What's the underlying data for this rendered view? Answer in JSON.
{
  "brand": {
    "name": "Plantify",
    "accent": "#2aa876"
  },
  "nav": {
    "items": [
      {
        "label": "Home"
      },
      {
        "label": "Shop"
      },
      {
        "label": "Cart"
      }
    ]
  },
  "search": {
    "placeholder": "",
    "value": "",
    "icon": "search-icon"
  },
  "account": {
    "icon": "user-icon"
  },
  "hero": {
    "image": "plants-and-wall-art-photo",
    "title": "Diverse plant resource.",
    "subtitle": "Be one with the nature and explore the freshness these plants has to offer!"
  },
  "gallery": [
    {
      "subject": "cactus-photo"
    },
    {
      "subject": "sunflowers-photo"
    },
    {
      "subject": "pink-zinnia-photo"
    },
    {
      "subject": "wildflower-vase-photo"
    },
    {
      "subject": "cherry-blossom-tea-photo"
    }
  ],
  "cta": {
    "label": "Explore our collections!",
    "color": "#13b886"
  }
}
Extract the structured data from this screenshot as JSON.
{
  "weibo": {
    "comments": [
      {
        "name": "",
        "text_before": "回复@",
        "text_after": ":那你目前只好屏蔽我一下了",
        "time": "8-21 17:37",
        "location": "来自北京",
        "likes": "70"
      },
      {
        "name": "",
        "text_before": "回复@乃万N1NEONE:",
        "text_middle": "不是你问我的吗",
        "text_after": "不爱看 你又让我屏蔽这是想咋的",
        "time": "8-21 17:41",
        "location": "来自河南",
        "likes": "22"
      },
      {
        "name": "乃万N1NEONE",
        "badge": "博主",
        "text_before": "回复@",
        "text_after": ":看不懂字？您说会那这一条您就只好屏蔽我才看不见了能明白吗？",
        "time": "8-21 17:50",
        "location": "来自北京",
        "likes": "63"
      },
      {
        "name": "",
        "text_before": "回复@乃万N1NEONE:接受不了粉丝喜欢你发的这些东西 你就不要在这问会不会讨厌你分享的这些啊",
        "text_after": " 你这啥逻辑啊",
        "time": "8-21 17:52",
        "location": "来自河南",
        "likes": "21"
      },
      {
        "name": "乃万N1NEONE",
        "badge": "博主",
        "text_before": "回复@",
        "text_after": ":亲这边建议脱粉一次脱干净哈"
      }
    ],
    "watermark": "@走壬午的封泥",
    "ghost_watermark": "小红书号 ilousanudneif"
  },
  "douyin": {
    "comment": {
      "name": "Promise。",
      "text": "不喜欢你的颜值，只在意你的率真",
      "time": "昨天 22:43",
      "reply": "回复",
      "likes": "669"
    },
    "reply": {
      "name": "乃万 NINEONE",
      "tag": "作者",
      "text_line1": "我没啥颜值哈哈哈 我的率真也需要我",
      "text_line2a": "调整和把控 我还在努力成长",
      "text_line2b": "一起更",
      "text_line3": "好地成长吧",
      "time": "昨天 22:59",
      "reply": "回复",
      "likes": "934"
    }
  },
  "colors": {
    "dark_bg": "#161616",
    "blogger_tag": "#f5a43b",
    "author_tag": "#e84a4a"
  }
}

☆ ☆ ☆ ☆ ☆

*Task details:*
Count the lines of the listing above that include the word "label" and state the total with nothing else.

*Completed task:*
4